━━━━━ Records to use

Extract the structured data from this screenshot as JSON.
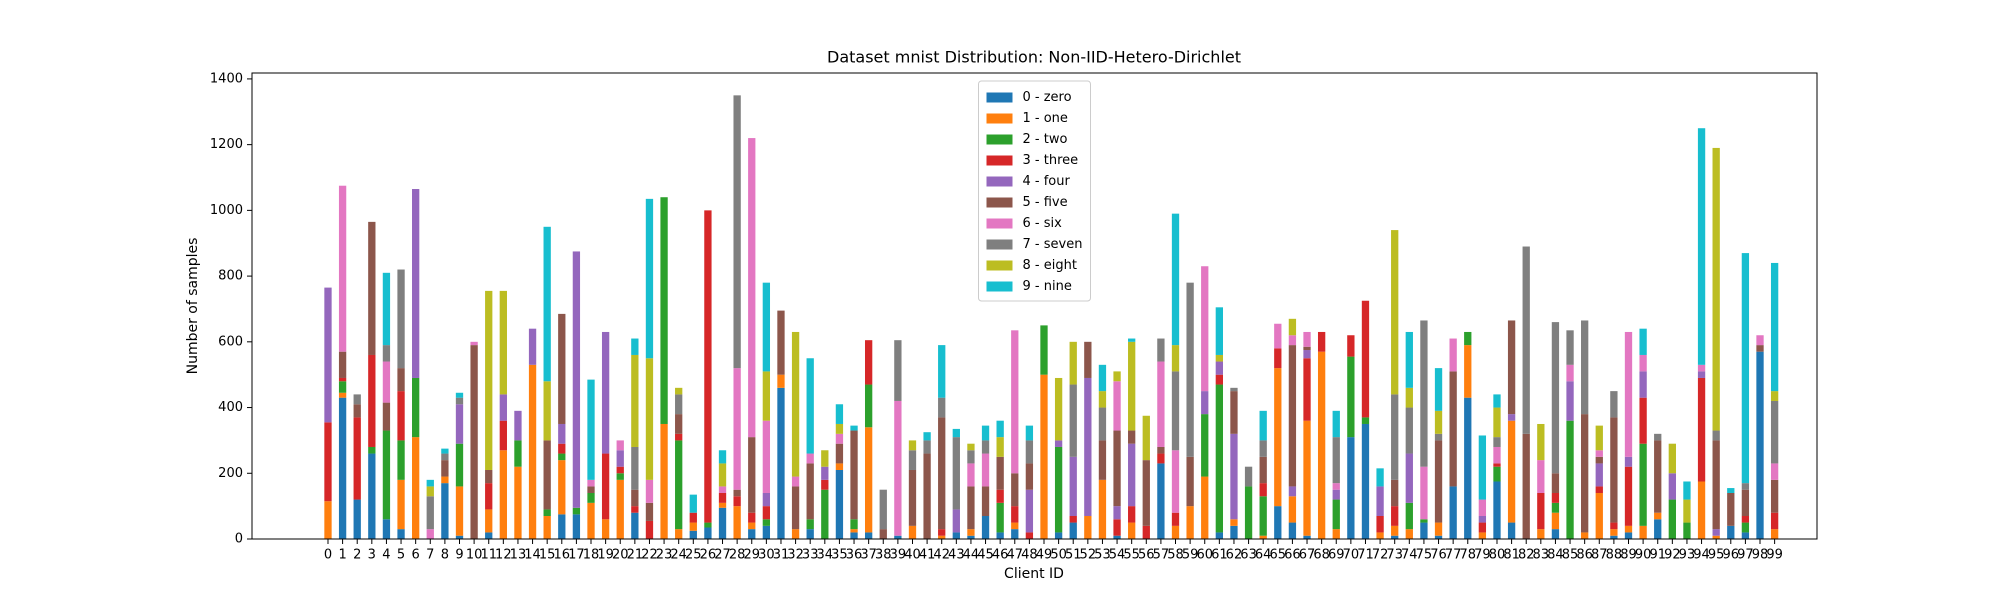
{
  "chart_data": {
    "type": "bar",
    "stacked": true,
    "title": "Dataset mnist Distribution: Non-IID-Hetero-Dirichlet",
    "x_label": "Client ID",
    "y_label": "Number of samples",
    "categories": [
      "0",
      "1",
      "2",
      "3",
      "4",
      "5",
      "6",
      "7",
      "8",
      "9",
      "10",
      "11",
      "12",
      "13",
      "14",
      "15",
      "16",
      "17",
      "18",
      "19",
      "20",
      "21",
      "22",
      "23",
      "24",
      "25",
      "26",
      "27",
      "28",
      "29",
      "30",
      "31",
      "32",
      "33",
      "34",
      "35",
      "36",
      "37",
      "38",
      "39",
      "40",
      "41",
      "42",
      "43",
      "44",
      "45",
      "46",
      "47",
      "48",
      "49",
      "50",
      "51",
      "52",
      "53",
      "54",
      "55",
      "56",
      "57",
      "58",
      "59",
      "60",
      "61",
      "62",
      "63",
      "64",
      "65",
      "66",
      "67",
      "68",
      "69",
      "70",
      "71",
      "72",
      "73",
      "74",
      "75",
      "76",
      "77",
      "78",
      "79",
      "80",
      "81",
      "82",
      "83",
      "84",
      "85",
      "86",
      "87",
      "88",
      "89",
      "90",
      "91",
      "92",
      "93",
      "94",
      "95",
      "96",
      "97",
      "98",
      "99"
    ],
    "ylim": [
      0,
      1418
    ],
    "yticks": [
      0,
      200,
      400,
      600,
      800,
      1000,
      1200,
      1400
    ],
    "legend": "upper center",
    "series": [
      {
        "name": "0 - zero",
        "color": "#1f77b4",
        "values": [
          0,
          430,
          120,
          260,
          60,
          30,
          0,
          0,
          170,
          10,
          0,
          20,
          0,
          0,
          0,
          0,
          75,
          75,
          0,
          0,
          0,
          80,
          0,
          0,
          0,
          25,
          35,
          95,
          0,
          30,
          40,
          460,
          0,
          30,
          0,
          210,
          20,
          20,
          0,
          10,
          0,
          0,
          0,
          20,
          10,
          70,
          20,
          30,
          0,
          0,
          20,
          50,
          0,
          0,
          10,
          0,
          0,
          230,
          0,
          0,
          0,
          20,
          40,
          0,
          0,
          100,
          50,
          10,
          0,
          0,
          310,
          350,
          0,
          10,
          0,
          50,
          10,
          160,
          430,
          0,
          175,
          50,
          0,
          0,
          30,
          0,
          0,
          0,
          10,
          20,
          0,
          60,
          0,
          0,
          0,
          0,
          40,
          20,
          570,
          0
        ]
      },
      {
        "name": "1 - one",
        "color": "#ff7f0e",
        "values": [
          115,
          15,
          0,
          0,
          0,
          150,
          310,
          0,
          20,
          150,
          0,
          70,
          270,
          220,
          530,
          70,
          165,
          0,
          110,
          60,
          180,
          0,
          0,
          350,
          30,
          25,
          0,
          15,
          100,
          20,
          0,
          40,
          30,
          0,
          0,
          20,
          10,
          320,
          0,
          0,
          40,
          0,
          10,
          0,
          20,
          0,
          0,
          20,
          0,
          500,
          0,
          0,
          70,
          180,
          0,
          50,
          0,
          0,
          40,
          100,
          190,
          0,
          20,
          0,
          10,
          420,
          80,
          350,
          570,
          30,
          0,
          0,
          20,
          30,
          30,
          0,
          40,
          0,
          160,
          20,
          0,
          310,
          0,
          30,
          50,
          0,
          20,
          140,
          20,
          20,
          40,
          20,
          0,
          0,
          175,
          10,
          0,
          0,
          0,
          30
        ]
      },
      {
        "name": "2 - two",
        "color": "#2ca02c",
        "values": [
          0,
          35,
          0,
          20,
          270,
          120,
          180,
          0,
          0,
          130,
          0,
          0,
          0,
          80,
          0,
          20,
          20,
          20,
          30,
          0,
          20,
          0,
          0,
          690,
          270,
          0,
          15,
          0,
          0,
          0,
          20,
          0,
          0,
          30,
          150,
          0,
          30,
          130,
          0,
          0,
          0,
          0,
          0,
          0,
          0,
          0,
          90,
          0,
          0,
          150,
          260,
          0,
          0,
          0,
          0,
          0,
          0,
          0,
          0,
          0,
          190,
          450,
          0,
          160,
          120,
          0,
          0,
          0,
          0,
          90,
          245,
          20,
          0,
          0,
          80,
          10,
          0,
          0,
          40,
          0,
          45,
          0,
          0,
          0,
          30,
          360,
          0,
          0,
          0,
          0,
          250,
          0,
          120,
          50,
          0,
          0,
          0,
          30,
          0,
          0
        ]
      },
      {
        "name": "3 - three",
        "color": "#d62728",
        "values": [
          240,
          10,
          250,
          280,
          0,
          150,
          0,
          0,
          0,
          0,
          0,
          80,
          90,
          0,
          0,
          0,
          30,
          0,
          0,
          200,
          20,
          20,
          55,
          0,
          20,
          30,
          950,
          30,
          30,
          30,
          40,
          0,
          0,
          0,
          30,
          0,
          0,
          135,
          0,
          0,
          0,
          0,
          20,
          0,
          0,
          0,
          40,
          50,
          20,
          0,
          0,
          20,
          0,
          0,
          50,
          50,
          40,
          30,
          40,
          0,
          0,
          30,
          0,
          0,
          40,
          60,
          0,
          190,
          60,
          0,
          65,
          355,
          50,
          60,
          0,
          0,
          0,
          0,
          0,
          30,
          10,
          0,
          0,
          110,
          30,
          0,
          0,
          20,
          20,
          180,
          140,
          0,
          0,
          0,
          315,
          0,
          0,
          20,
          0,
          50
        ]
      },
      {
        "name": "4 - four",
        "color": "#9467bd",
        "values": [
          410,
          0,
          0,
          0,
          0,
          0,
          575,
          0,
          0,
          120,
          0,
          0,
          80,
          90,
          110,
          0,
          60,
          780,
          0,
          370,
          50,
          0,
          0,
          0,
          0,
          0,
          0,
          0,
          0,
          0,
          40,
          0,
          0,
          0,
          40,
          0,
          0,
          0,
          0,
          0,
          0,
          0,
          0,
          70,
          0,
          0,
          0,
          0,
          130,
          0,
          20,
          180,
          420,
          0,
          40,
          190,
          0,
          0,
          0,
          0,
          70,
          40,
          260,
          0,
          0,
          0,
          30,
          25,
          0,
          30,
          0,
          0,
          90,
          0,
          150,
          0,
          0,
          0,
          0,
          20,
          0,
          20,
          0,
          0,
          0,
          120,
          0,
          70,
          0,
          30,
          80,
          0,
          80,
          0,
          20,
          20,
          0,
          0,
          0,
          0
        ]
      },
      {
        "name": "5 - five",
        "color": "#8c564b",
        "values": [
          0,
          80,
          40,
          405,
          85,
          70,
          0,
          0,
          50,
          0,
          590,
          40,
          0,
          0,
          0,
          210,
          335,
          0,
          20,
          0,
          0,
          50,
          55,
          0,
          60,
          0,
          0,
          0,
          20,
          230,
          0,
          195,
          130,
          170,
          0,
          60,
          270,
          0,
          30,
          0,
          170,
          260,
          340,
          0,
          130,
          90,
          100,
          100,
          80,
          0,
          0,
          0,
          110,
          120,
          230,
          40,
          200,
          20,
          0,
          150,
          0,
          0,
          130,
          0,
          80,
          0,
          430,
          10,
          0,
          0,
          0,
          0,
          0,
          80,
          0,
          0,
          250,
          350,
          0,
          0,
          0,
          285,
          320,
          0,
          60,
          0,
          360,
          20,
          320,
          0,
          0,
          220,
          0,
          0,
          0,
          270,
          100,
          80,
          20,
          100
        ]
      },
      {
        "name": "6 - six",
        "color": "#e377c2",
        "values": [
          0,
          505,
          0,
          0,
          125,
          0,
          0,
          30,
          0,
          0,
          10,
          0,
          0,
          0,
          0,
          0,
          0,
          0,
          20,
          0,
          30,
          0,
          70,
          0,
          0,
          0,
          0,
          20,
          370,
          910,
          220,
          0,
          30,
          30,
          0,
          30,
          0,
          0,
          0,
          410,
          0,
          0,
          0,
          0,
          70,
          100,
          0,
          435,
          0,
          0,
          0,
          0,
          0,
          0,
          150,
          0,
          0,
          260,
          190,
          0,
          380,
          0,
          0,
          0,
          0,
          75,
          30,
          45,
          0,
          20,
          0,
          0,
          0,
          0,
          0,
          160,
          0,
          100,
          0,
          50,
          50,
          0,
          0,
          100,
          0,
          50,
          0,
          20,
          0,
          380,
          50,
          0,
          0,
          0,
          20,
          0,
          0,
          0,
          30,
          50
        ]
      },
      {
        "name": "7 - seven",
        "color": "#7f7f7f",
        "values": [
          0,
          0,
          30,
          0,
          50,
          300,
          0,
          100,
          20,
          20,
          0,
          0,
          0,
          0,
          0,
          0,
          0,
          0,
          0,
          0,
          0,
          130,
          0,
          0,
          60,
          0,
          0,
          0,
          830,
          0,
          0,
          0,
          0,
          0,
          0,
          0,
          0,
          0,
          120,
          185,
          60,
          40,
          60,
          220,
          40,
          40,
          0,
          0,
          70,
          0,
          0,
          220,
          0,
          100,
          0,
          0,
          0,
          70,
          240,
          530,
          0,
          0,
          10,
          60,
          50,
          0,
          0,
          0,
          0,
          140,
          0,
          0,
          0,
          260,
          140,
          445,
          20,
          0,
          0,
          0,
          30,
          0,
          570,
          0,
          460,
          105,
          285,
          0,
          80,
          0,
          0,
          20,
          0,
          0,
          0,
          30,
          0,
          20,
          0,
          190
        ]
      },
      {
        "name": "8 - eight",
        "color": "#bcbd22",
        "values": [
          0,
          0,
          0,
          0,
          0,
          0,
          0,
          30,
          0,
          0,
          0,
          545,
          315,
          0,
          0,
          180,
          0,
          0,
          0,
          0,
          0,
          280,
          370,
          0,
          20,
          0,
          0,
          70,
          0,
          0,
          150,
          0,
          440,
          0,
          50,
          30,
          0,
          0,
          0,
          0,
          30,
          0,
          0,
          0,
          20,
          0,
          60,
          0,
          0,
          0,
          190,
          130,
          0,
          50,
          30,
          270,
          135,
          0,
          80,
          0,
          0,
          20,
          0,
          0,
          0,
          0,
          50,
          0,
          0,
          0,
          0,
          0,
          0,
          500,
          60,
          0,
          70,
          0,
          0,
          0,
          90,
          0,
          0,
          110,
          0,
          0,
          0,
          75,
          0,
          0,
          0,
          0,
          90,
          70,
          0,
          860,
          0,
          0,
          0,
          30
        ]
      },
      {
        "name": "9 - nine",
        "color": "#17becf",
        "values": [
          0,
          0,
          0,
          0,
          220,
          0,
          0,
          20,
          15,
          15,
          0,
          0,
          0,
          0,
          0,
          470,
          0,
          0,
          305,
          0,
          0,
          50,
          485,
          0,
          0,
          55,
          0,
          40,
          0,
          0,
          270,
          0,
          0,
          290,
          0,
          60,
          15,
          0,
          0,
          0,
          0,
          25,
          160,
          25,
          0,
          45,
          50,
          0,
          45,
          0,
          0,
          0,
          0,
          80,
          0,
          10,
          0,
          0,
          400,
          0,
          0,
          145,
          0,
          0,
          90,
          0,
          0,
          0,
          0,
          80,
          0,
          0,
          55,
          0,
          170,
          0,
          130,
          0,
          0,
          195,
          40,
          0,
          0,
          0,
          0,
          0,
          0,
          0,
          0,
          0,
          80,
          0,
          0,
          55,
          720,
          0,
          15,
          700,
          0,
          390
        ]
      }
    ]
  }
}
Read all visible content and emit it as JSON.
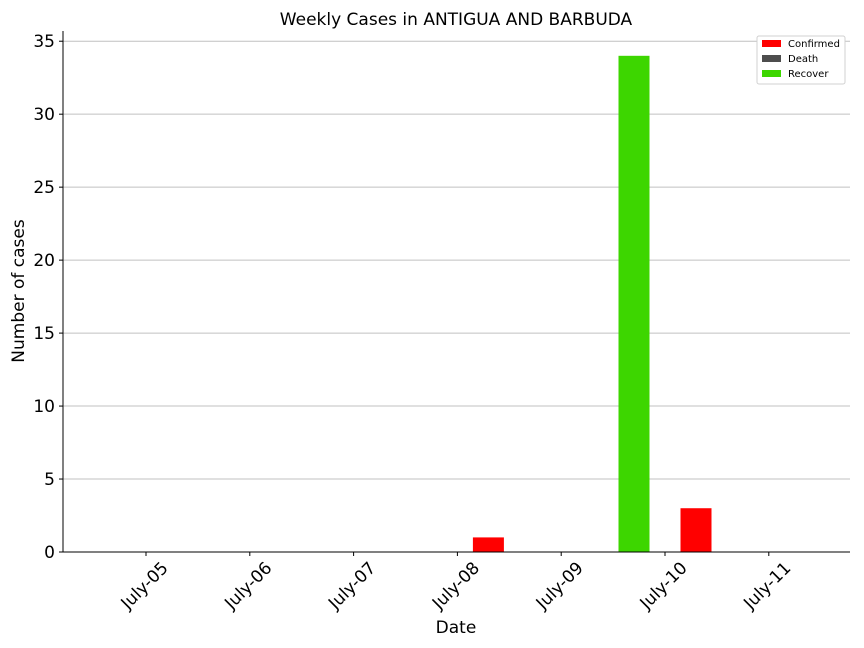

━━━━━━━━━━

§ **Task to carry out**
Pick out every line above that holds the word "name" and copy it.

§ **Result**
        "name": "0 - zero",
        "name": "1 - one",
        "name": "2 - two",
        "name": "3 - three",
        "name": "4 - four",
        "name": "5 - five",
        "name": "6 - six",
        "name": "7 - seven",
        "name": "8 - eight",
        "name": "9 - nine",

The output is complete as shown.